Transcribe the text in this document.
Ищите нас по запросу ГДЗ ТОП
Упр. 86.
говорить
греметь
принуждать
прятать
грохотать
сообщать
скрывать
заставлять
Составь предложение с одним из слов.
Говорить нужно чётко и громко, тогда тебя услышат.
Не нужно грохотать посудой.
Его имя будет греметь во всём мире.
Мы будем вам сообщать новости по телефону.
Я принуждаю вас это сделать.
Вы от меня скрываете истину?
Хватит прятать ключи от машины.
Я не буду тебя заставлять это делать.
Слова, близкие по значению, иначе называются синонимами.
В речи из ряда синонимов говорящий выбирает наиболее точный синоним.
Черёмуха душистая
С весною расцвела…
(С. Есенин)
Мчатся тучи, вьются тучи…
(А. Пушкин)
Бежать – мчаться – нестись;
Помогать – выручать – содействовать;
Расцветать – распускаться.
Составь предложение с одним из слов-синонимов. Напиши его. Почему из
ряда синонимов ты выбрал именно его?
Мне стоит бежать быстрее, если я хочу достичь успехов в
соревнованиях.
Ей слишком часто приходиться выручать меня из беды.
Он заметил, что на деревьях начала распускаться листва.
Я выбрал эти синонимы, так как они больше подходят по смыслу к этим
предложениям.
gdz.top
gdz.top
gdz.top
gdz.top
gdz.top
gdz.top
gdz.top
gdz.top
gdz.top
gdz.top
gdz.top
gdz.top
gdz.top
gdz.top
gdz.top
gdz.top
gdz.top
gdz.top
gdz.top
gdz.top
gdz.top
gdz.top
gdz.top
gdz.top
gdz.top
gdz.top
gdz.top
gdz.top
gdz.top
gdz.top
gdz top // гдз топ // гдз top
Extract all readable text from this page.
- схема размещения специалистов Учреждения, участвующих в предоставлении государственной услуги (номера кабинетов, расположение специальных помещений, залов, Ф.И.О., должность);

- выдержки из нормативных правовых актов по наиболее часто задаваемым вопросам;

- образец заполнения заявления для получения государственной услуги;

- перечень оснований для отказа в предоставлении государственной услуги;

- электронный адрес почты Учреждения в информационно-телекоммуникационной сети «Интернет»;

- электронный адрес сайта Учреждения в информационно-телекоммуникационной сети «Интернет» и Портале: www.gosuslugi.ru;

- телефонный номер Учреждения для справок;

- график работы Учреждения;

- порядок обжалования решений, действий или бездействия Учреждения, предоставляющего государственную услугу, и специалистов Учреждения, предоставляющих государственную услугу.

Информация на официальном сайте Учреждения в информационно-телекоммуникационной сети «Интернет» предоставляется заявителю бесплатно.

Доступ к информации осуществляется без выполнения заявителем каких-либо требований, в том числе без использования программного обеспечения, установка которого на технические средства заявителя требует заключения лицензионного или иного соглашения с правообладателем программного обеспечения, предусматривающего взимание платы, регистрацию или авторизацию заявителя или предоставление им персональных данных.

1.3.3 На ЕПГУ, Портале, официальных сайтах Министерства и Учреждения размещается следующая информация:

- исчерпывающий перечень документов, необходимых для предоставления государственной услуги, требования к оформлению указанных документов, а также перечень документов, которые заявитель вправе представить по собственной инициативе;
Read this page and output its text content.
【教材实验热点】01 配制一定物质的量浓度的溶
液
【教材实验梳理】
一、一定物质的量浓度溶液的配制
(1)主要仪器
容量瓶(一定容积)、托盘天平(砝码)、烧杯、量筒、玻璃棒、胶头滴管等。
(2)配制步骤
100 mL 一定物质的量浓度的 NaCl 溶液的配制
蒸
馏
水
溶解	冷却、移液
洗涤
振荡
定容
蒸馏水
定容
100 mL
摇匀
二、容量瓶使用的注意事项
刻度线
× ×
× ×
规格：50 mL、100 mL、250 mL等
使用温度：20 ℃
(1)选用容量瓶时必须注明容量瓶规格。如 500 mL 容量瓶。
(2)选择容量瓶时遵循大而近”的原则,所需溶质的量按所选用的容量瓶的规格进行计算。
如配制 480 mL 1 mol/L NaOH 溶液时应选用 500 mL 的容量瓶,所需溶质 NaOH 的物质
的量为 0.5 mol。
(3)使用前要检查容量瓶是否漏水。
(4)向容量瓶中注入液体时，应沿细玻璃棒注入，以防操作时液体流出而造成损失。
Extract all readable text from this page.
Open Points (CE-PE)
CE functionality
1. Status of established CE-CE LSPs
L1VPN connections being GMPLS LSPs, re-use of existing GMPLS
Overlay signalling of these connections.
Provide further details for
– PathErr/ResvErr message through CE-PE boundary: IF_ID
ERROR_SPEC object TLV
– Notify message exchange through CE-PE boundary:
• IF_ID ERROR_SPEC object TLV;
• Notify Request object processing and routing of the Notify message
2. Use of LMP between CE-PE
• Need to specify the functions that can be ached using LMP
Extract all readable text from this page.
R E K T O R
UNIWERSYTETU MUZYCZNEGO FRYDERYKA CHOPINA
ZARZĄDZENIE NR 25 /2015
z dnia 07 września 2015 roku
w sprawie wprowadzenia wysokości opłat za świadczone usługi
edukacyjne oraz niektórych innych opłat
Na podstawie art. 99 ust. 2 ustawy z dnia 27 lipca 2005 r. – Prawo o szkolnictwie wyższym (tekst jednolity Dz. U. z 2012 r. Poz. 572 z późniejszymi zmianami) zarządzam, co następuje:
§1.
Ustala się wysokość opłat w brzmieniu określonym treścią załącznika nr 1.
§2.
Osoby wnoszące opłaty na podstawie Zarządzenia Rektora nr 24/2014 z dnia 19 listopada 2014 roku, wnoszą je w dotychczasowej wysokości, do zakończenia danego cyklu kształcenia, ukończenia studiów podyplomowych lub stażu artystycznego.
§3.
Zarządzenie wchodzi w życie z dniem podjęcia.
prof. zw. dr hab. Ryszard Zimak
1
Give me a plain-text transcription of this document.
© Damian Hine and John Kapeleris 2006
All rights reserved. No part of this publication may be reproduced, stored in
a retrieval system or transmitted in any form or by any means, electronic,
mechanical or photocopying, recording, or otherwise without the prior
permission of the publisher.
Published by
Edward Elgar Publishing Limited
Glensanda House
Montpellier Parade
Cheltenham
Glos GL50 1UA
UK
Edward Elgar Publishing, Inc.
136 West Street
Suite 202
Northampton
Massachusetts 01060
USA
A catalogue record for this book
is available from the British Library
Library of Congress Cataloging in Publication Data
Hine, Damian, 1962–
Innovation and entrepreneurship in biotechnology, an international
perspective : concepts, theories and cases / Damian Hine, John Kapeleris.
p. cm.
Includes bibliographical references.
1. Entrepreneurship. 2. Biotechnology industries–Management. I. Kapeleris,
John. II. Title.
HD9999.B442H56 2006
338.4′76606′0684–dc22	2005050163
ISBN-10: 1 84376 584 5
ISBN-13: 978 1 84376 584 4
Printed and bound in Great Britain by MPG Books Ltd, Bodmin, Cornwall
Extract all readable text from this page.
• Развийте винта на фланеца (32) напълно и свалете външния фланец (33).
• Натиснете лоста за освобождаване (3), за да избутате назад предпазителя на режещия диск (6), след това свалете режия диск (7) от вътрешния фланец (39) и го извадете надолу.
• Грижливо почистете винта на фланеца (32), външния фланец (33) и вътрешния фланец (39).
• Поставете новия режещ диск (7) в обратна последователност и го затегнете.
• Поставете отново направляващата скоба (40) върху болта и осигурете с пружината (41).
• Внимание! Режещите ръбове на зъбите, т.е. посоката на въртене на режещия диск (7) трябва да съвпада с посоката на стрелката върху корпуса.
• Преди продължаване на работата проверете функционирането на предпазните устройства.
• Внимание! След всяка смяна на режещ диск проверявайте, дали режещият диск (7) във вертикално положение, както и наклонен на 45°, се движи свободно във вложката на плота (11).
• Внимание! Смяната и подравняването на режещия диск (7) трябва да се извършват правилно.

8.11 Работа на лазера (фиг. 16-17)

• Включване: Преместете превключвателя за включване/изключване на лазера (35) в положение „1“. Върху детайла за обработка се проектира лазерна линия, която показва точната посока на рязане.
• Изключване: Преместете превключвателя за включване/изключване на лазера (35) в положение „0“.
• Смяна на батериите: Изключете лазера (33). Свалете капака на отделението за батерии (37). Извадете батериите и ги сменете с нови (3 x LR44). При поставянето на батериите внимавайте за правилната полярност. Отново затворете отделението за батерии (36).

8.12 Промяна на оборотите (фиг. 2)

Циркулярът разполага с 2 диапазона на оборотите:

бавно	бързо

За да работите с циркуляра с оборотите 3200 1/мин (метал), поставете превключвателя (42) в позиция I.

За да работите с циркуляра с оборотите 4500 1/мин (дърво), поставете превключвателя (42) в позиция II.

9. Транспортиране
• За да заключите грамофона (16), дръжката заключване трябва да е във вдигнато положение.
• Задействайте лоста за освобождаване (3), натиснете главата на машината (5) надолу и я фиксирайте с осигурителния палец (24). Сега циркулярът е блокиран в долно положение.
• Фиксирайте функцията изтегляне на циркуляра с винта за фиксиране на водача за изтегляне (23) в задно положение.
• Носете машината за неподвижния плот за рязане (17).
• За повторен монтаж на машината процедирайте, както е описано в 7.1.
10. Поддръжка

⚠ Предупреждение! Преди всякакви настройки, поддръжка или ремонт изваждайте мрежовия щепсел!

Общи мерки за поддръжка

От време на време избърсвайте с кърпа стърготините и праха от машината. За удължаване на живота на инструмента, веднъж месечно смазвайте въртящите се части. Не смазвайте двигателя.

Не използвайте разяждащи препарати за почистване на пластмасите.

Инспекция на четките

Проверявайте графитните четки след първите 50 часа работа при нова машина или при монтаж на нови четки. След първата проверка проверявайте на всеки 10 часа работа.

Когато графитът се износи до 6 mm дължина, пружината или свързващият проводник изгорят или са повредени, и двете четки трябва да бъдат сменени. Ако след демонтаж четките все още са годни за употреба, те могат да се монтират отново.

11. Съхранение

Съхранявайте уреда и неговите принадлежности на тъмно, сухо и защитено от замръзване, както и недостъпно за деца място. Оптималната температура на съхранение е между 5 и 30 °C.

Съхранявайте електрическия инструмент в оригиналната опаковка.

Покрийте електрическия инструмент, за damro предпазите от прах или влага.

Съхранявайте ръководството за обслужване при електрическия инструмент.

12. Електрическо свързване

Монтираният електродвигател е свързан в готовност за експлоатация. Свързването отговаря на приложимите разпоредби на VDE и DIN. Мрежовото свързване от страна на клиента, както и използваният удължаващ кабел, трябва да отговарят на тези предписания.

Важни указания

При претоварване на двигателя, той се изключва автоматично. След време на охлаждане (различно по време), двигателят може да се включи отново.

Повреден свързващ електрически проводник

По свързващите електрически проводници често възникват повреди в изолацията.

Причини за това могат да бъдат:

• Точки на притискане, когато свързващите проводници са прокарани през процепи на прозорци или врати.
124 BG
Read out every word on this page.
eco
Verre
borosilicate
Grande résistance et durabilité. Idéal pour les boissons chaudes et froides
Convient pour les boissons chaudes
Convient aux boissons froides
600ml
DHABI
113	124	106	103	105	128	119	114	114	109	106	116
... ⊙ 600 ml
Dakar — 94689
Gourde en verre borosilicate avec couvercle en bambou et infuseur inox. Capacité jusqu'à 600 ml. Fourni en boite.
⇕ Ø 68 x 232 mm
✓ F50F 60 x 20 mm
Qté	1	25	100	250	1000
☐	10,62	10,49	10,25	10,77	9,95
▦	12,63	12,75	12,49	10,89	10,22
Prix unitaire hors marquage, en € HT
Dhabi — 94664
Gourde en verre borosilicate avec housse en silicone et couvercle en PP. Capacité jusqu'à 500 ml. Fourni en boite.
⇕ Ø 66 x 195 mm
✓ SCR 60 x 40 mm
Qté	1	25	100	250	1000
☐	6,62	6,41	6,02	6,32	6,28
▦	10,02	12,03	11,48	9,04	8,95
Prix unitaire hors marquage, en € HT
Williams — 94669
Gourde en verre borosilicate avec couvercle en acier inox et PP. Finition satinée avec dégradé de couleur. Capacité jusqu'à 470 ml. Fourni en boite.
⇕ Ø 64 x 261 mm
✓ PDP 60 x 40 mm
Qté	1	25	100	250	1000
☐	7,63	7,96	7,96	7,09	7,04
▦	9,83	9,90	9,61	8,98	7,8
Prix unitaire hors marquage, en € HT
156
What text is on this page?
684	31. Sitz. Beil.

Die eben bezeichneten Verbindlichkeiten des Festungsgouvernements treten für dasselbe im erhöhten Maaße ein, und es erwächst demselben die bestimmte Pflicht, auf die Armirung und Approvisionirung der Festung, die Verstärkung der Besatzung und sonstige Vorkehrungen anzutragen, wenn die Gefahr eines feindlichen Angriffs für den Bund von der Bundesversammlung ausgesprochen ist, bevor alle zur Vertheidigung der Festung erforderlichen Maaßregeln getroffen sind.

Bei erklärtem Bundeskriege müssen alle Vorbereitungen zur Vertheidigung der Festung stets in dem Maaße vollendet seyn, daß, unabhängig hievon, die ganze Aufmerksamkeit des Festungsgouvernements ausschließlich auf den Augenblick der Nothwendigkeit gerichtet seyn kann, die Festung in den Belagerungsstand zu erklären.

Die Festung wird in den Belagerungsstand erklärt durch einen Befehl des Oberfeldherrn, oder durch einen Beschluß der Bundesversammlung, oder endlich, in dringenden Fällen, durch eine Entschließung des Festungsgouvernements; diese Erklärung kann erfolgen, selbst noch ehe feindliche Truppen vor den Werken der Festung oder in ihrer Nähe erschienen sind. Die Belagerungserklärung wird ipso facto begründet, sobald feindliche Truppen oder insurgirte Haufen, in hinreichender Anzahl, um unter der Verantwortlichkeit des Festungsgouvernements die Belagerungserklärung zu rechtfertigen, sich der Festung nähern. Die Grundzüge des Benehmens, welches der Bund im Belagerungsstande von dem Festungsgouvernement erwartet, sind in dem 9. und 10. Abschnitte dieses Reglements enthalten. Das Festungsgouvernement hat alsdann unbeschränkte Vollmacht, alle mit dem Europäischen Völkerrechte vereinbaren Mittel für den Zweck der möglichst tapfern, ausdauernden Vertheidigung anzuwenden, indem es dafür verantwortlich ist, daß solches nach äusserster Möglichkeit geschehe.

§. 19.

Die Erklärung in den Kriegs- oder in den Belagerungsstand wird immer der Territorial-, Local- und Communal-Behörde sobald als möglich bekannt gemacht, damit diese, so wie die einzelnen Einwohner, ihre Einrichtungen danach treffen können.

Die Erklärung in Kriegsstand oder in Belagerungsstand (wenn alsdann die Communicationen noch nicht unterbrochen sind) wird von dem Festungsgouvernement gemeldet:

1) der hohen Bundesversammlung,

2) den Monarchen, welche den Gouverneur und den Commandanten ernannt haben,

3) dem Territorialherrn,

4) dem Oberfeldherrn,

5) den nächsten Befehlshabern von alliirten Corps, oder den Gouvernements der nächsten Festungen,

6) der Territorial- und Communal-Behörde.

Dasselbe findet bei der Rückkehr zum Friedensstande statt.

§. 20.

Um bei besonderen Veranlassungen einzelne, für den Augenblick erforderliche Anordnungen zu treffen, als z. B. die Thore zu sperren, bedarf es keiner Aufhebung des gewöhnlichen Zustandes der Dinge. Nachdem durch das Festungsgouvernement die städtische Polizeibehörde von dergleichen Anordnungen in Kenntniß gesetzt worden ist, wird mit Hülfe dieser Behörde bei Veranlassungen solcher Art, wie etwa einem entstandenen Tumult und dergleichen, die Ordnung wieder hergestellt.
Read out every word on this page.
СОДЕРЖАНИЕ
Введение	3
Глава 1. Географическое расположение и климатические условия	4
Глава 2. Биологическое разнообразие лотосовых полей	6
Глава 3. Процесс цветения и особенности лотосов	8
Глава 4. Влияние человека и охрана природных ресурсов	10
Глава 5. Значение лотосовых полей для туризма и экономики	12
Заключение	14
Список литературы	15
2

(JOB):
Show every line from the entries above in which "Fourni" appears.

(WRITTEN RESPONSE):
Gourde en verre borosilicate avec couvercle en bambou et infuseur inox. Capacité jusqu'à 600 ml. Fourni en boite.
Gourde en verre borosilicate avec housse en silicone et couvercle en PP. Capacité jusqu'à 500 ml. Fourni en boite.
Gourde en verre borosilicate avec couvercle en acier inox et PP. Finition satinée avec dégradé de couleur. Capacité jusqu'à 470 ml. Fourni en boite.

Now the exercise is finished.